[Data entries for graphics]
____
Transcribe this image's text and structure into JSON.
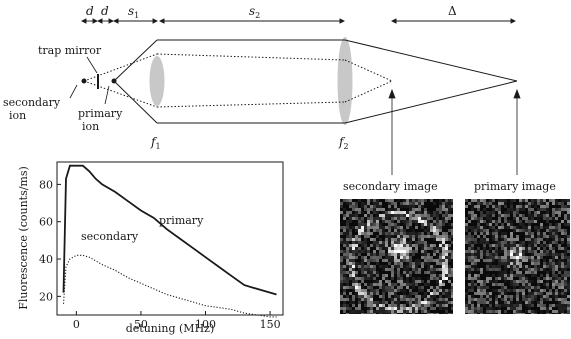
{
  "setup": {
    "dims": {
      "d1": "d",
      "d2": "d",
      "s1": "s",
      "s1_sub": "1",
      "s2": "s",
      "s2_sub": "2",
      "delta": "Δ"
    },
    "labels": {
      "trap_mirror": "trap mirror",
      "secondary_ion": [
        "secondary",
        "ion"
      ],
      "primary_ion": [
        "primary",
        "ion"
      ],
      "lens1": "f",
      "lens1_sub": "1",
      "lens2": "f",
      "lens2_sub": "2"
    },
    "images": {
      "secondary": "secondary image",
      "primary": "primary image"
    }
  },
  "chart_data": {
    "type": "line",
    "xlabel": "detuning (MHz)",
    "ylabel": "Fluorescence (counts/ms)",
    "xlim": [
      -15,
      160
    ],
    "ylim": [
      10,
      92
    ],
    "xticks": [
      0,
      50,
      100,
      150
    ],
    "yticks": [
      20,
      40,
      60,
      80
    ],
    "grid": false,
    "series": [
      {
        "name": "primary",
        "style": "solid",
        "x": [
          -10,
          -8,
          -5,
          0,
          5,
          10,
          15,
          20,
          30,
          40,
          50,
          60,
          70,
          80,
          90,
          100,
          110,
          120,
          130,
          140,
          150,
          155
        ],
        "y": [
          22,
          83,
          90,
          90,
          90,
          87,
          83,
          80,
          76,
          71,
          66,
          62,
          56,
          51,
          46,
          41,
          36,
          31,
          26,
          24,
          22,
          21
        ]
      },
      {
        "name": "secondary",
        "style": "dotted",
        "x": [
          -10,
          -8,
          -5,
          0,
          5,
          10,
          15,
          20,
          30,
          40,
          50,
          60,
          70,
          80,
          90,
          100,
          110,
          120,
          130,
          140,
          150,
          155
        ],
        "y": [
          16,
          36,
          40,
          42,
          42,
          41,
          39,
          37,
          34,
          30,
          27,
          24,
          21,
          19,
          17,
          15,
          14,
          13,
          11,
          10,
          9,
          9
        ]
      }
    ],
    "annotations": [
      "primary",
      "secondary"
    ]
  }
}
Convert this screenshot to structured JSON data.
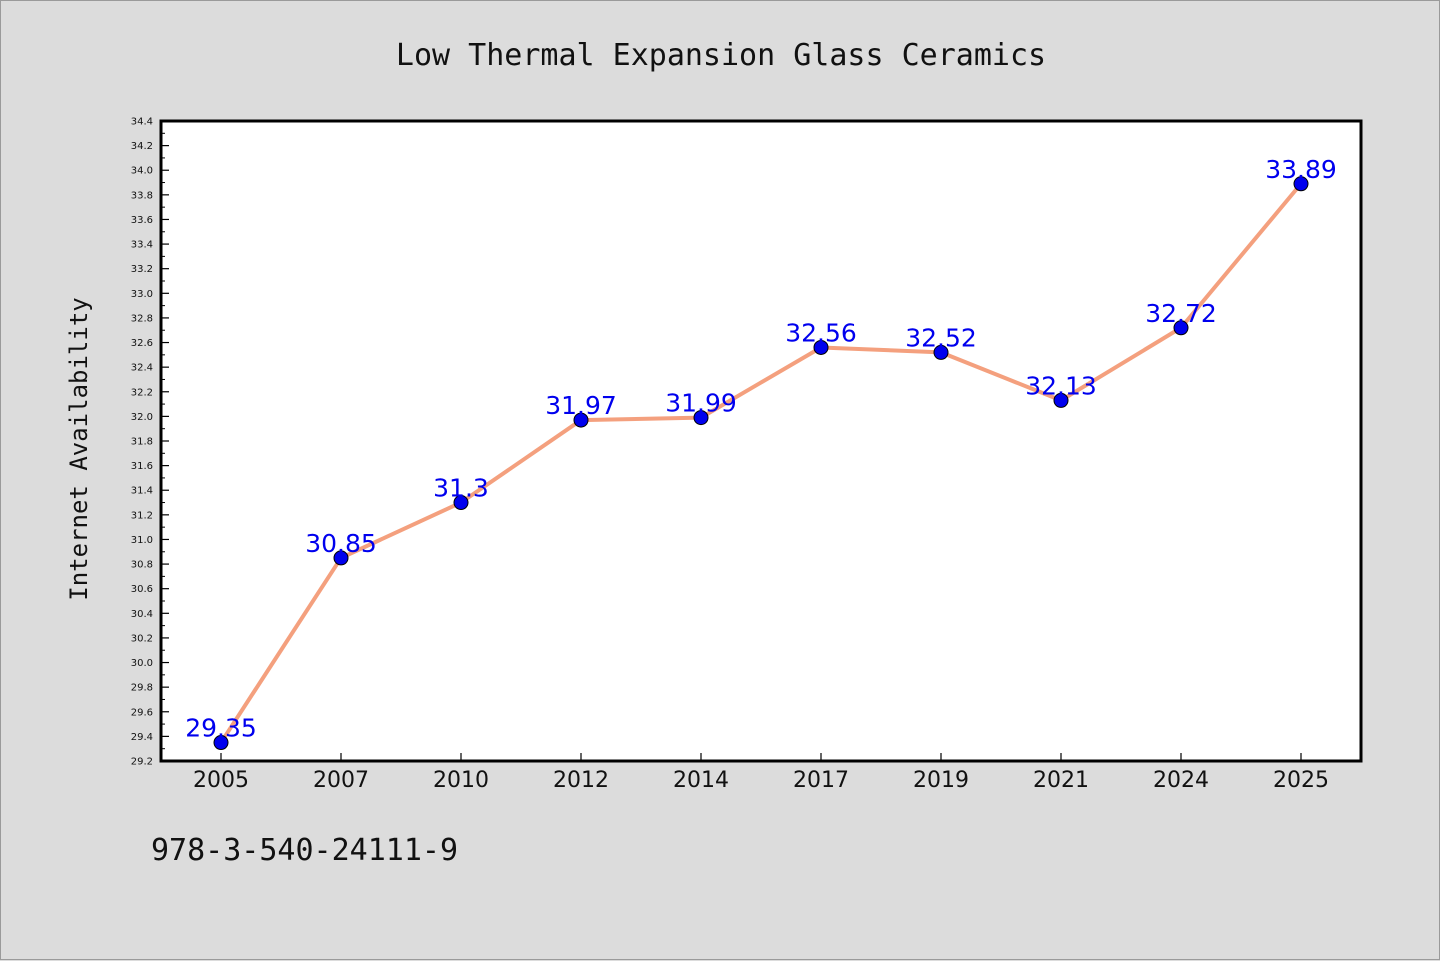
{
  "chart_data": {
    "type": "line",
    "title": "Low Thermal Expansion Glass Ceramics",
    "xlabel": "",
    "ylabel": "Internet Availability",
    "categories": [
      "2005",
      "2007",
      "2010",
      "2012",
      "2014",
      "2017",
      "2019",
      "2021",
      "2024",
      "2025"
    ],
    "series": [
      {
        "values": [
          29.35,
          30.85,
          31.3,
          31.97,
          31.99,
          32.56,
          32.52,
          32.13,
          32.72,
          33.89
        ],
        "data_labels": [
          "29.35",
          "30.85",
          "31.3",
          "31.97",
          "31.99",
          "32.56",
          "32.52",
          "32.13",
          "32.72",
          "33.89"
        ]
      }
    ],
    "ylim": [
      29.2,
      34.4
    ],
    "yticks": [
      "29.2",
      "29.4",
      "29.6",
      "29.8",
      "30.0",
      "30.2",
      "30.4",
      "30.6",
      "30.8",
      "31.0",
      "31.2",
      "31.4",
      "31.6",
      "31.8",
      "32.0",
      "32.2",
      "32.4",
      "32.6",
      "32.8",
      "33.0",
      "33.2",
      "33.4",
      "33.6",
      "33.8",
      "34.0",
      "34.2",
      "34.4"
    ],
    "grid": false,
    "legend": "none",
    "colors": {
      "line": "#f4a07e",
      "marker": "#0000ee",
      "label": "#0000ee",
      "plot_bg": "#ffffff",
      "page_bg": "#dcdcdc"
    }
  },
  "footer": {
    "code": "978-3-540-24111-9"
  }
}
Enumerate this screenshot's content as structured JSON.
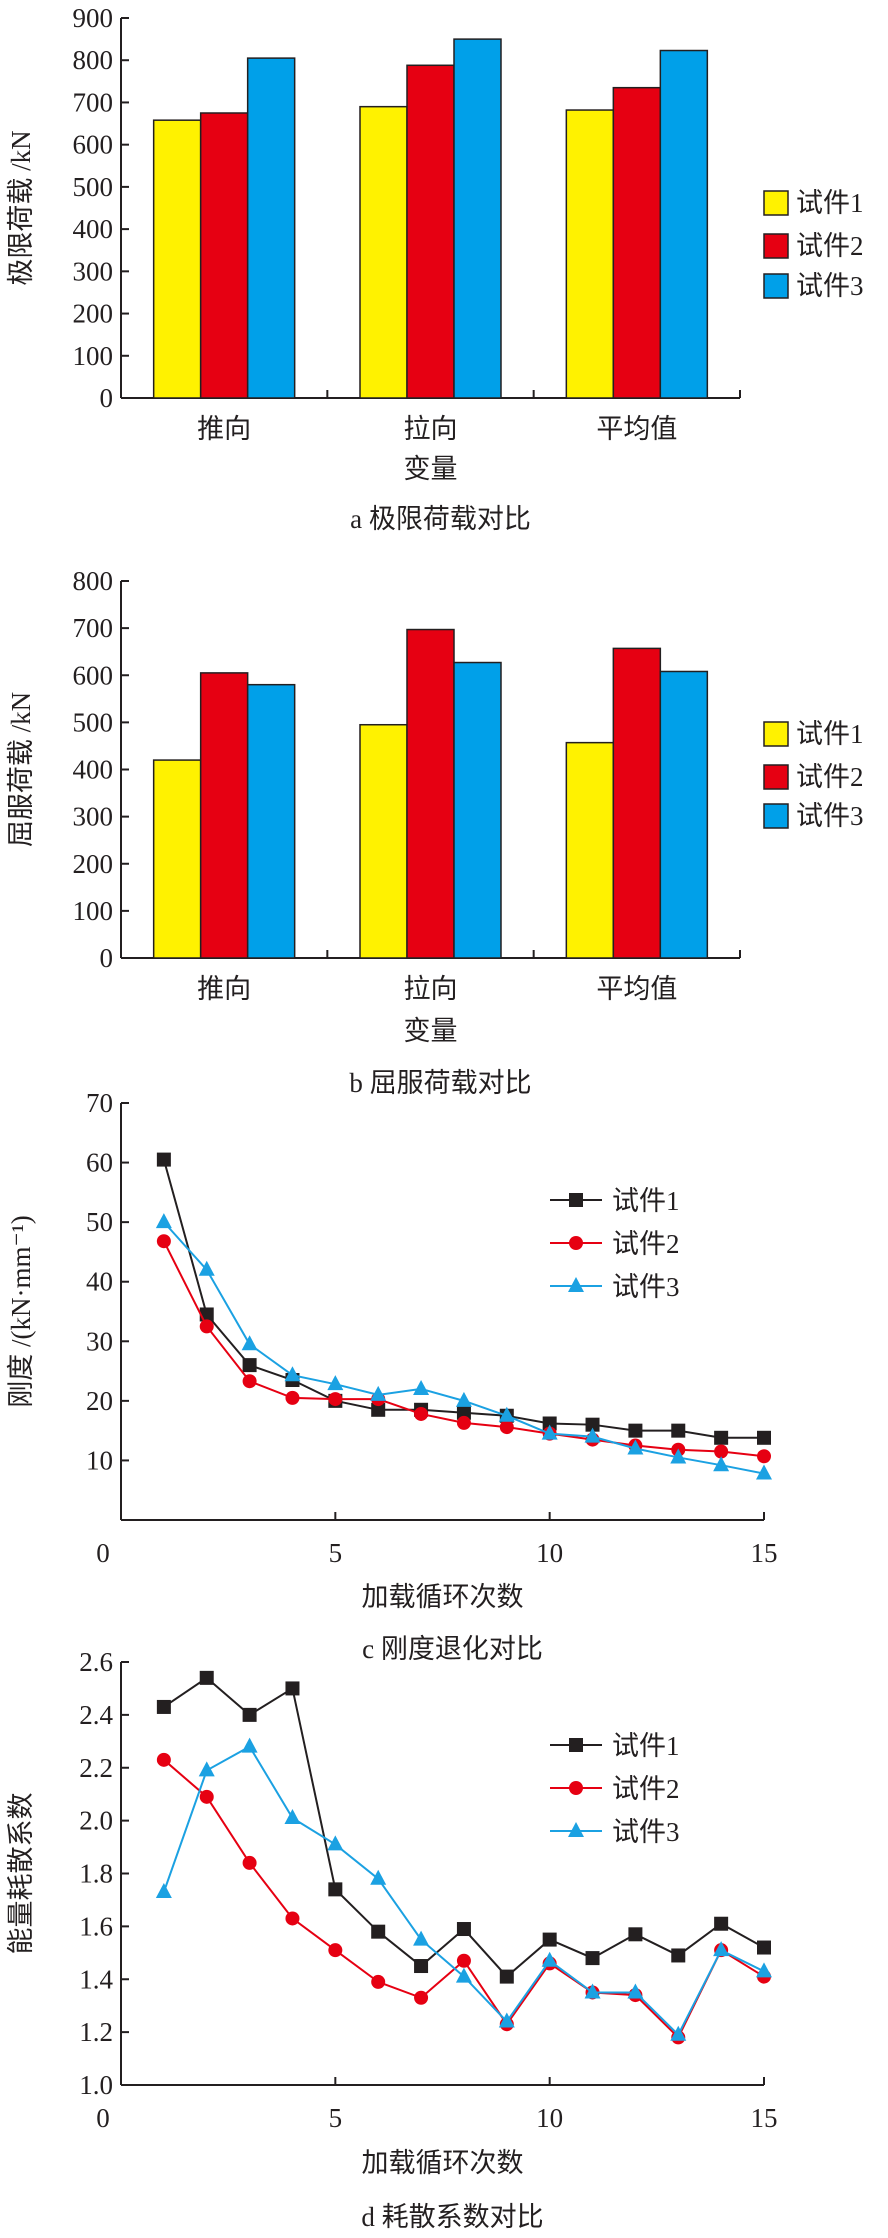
{
  "colors": {
    "s1_bar": "#fff200",
    "s2_bar": "#e60012",
    "s3_bar": "#00a0e9",
    "s1_line": "#231f20",
    "s2_line": "#e60012",
    "s3_line": "#1ba1e2",
    "axis": "#231f20"
  },
  "chart_data": [
    {
      "type": "bar",
      "caption": "a  极限荷载对比",
      "xlabel": "变量",
      "ylabel": "极限荷载 /kN",
      "ylim": [
        0,
        900
      ],
      "yticks": [
        0,
        100,
        200,
        300,
        400,
        500,
        600,
        700,
        800,
        900
      ],
      "categories": [
        "推向",
        "拉向",
        "平均值"
      ],
      "legend_position": "right",
      "series": [
        {
          "name": "试件1",
          "values": [
            658,
            690,
            682
          ]
        },
        {
          "name": "试件2",
          "values": [
            675,
            788,
            735
          ]
        },
        {
          "name": "试件3",
          "values": [
            805,
            850,
            823
          ]
        }
      ]
    },
    {
      "type": "bar",
      "caption": "b  屈服荷载对比",
      "xlabel": "变量",
      "ylabel": "屈服荷载 /kN",
      "ylim": [
        0,
        800
      ],
      "yticks": [
        0,
        100,
        200,
        300,
        400,
        500,
        600,
        700,
        800
      ],
      "categories": [
        "推向",
        "拉向",
        "平均值"
      ],
      "legend_position": "right",
      "series": [
        {
          "name": "试件1",
          "values": [
            420,
            495,
            457
          ]
        },
        {
          "name": "试件2",
          "values": [
            605,
            697,
            657
          ]
        },
        {
          "name": "试件3",
          "values": [
            580,
            627,
            608
          ]
        }
      ]
    },
    {
      "type": "line",
      "caption": "c  刚度退化对比",
      "xlabel": "加载循环次数",
      "ylabel": "刚度 /(kN·mm⁻¹)",
      "xlim": [
        0,
        15
      ],
      "ylim": [
        0,
        70
      ],
      "xticks": [
        0,
        5,
        10,
        15
      ],
      "yticks": [
        10,
        20,
        30,
        40,
        50,
        60,
        70
      ],
      "legend_position": "top-right",
      "x": [
        1,
        2,
        3,
        4,
        5,
        6,
        7,
        8,
        9,
        10,
        11,
        12,
        13,
        14,
        15
      ],
      "series": [
        {
          "name": "试件1",
          "marker": "square",
          "values": [
            60.5,
            34.5,
            26,
            23.5,
            20,
            18.5,
            18.5,
            18,
            17.5,
            16.2,
            16,
            15,
            15,
            13.8,
            13.8
          ]
        },
        {
          "name": "试件2",
          "marker": "circle",
          "values": [
            46.8,
            32.5,
            23.3,
            20.5,
            20.3,
            20.3,
            17.8,
            16.3,
            15.6,
            14.5,
            13.5,
            12.5,
            11.8,
            11.5,
            10.7
          ]
        },
        {
          "name": "试件3",
          "marker": "triangle",
          "values": [
            50,
            42,
            29.5,
            24.3,
            22.8,
            21,
            22,
            20,
            17.5,
            14.5,
            14,
            12,
            10.5,
            9.2,
            7.8
          ]
        }
      ]
    },
    {
      "type": "line",
      "caption": "d  耗散系数对比",
      "xlabel": "加载循环次数",
      "ylabel": "能量耗散系数",
      "xlim": [
        0,
        15
      ],
      "ylim": [
        1.0,
        2.6
      ],
      "xticks": [
        0,
        5,
        10,
        15
      ],
      "yticks": [
        "1.0",
        "1.2",
        "1.4",
        "1.6",
        "1.8",
        "2.0",
        "2.2",
        "2.4",
        "2.6"
      ],
      "legend_position": "top-right",
      "x": [
        1,
        2,
        3,
        4,
        5,
        6,
        7,
        8,
        9,
        10,
        11,
        12,
        13,
        14,
        15
      ],
      "series": [
        {
          "name": "试件1",
          "marker": "square",
          "values": [
            2.43,
            2.54,
            2.4,
            2.5,
            1.74,
            1.58,
            1.45,
            1.59,
            1.41,
            1.55,
            1.48,
            1.57,
            1.49,
            1.61,
            1.52
          ]
        },
        {
          "name": "试件2",
          "marker": "circle",
          "values": [
            2.23,
            2.09,
            1.84,
            1.63,
            1.51,
            1.39,
            1.33,
            1.47,
            1.23,
            1.46,
            1.35,
            1.34,
            1.18,
            1.51,
            1.41
          ]
        },
        {
          "name": "试件3",
          "marker": "triangle",
          "values": [
            1.73,
            2.19,
            2.28,
            2.01,
            1.91,
            1.78,
            1.55,
            1.41,
            1.24,
            1.47,
            1.35,
            1.35,
            1.19,
            1.51,
            1.43
          ]
        }
      ]
    }
  ]
}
____
From the listing above, pick out every line containing "this".

Transcribe this image's text and structure into JSON.
Convert this screenshot to structured JSON data.
Enumerate this screenshot's content as structured JSON.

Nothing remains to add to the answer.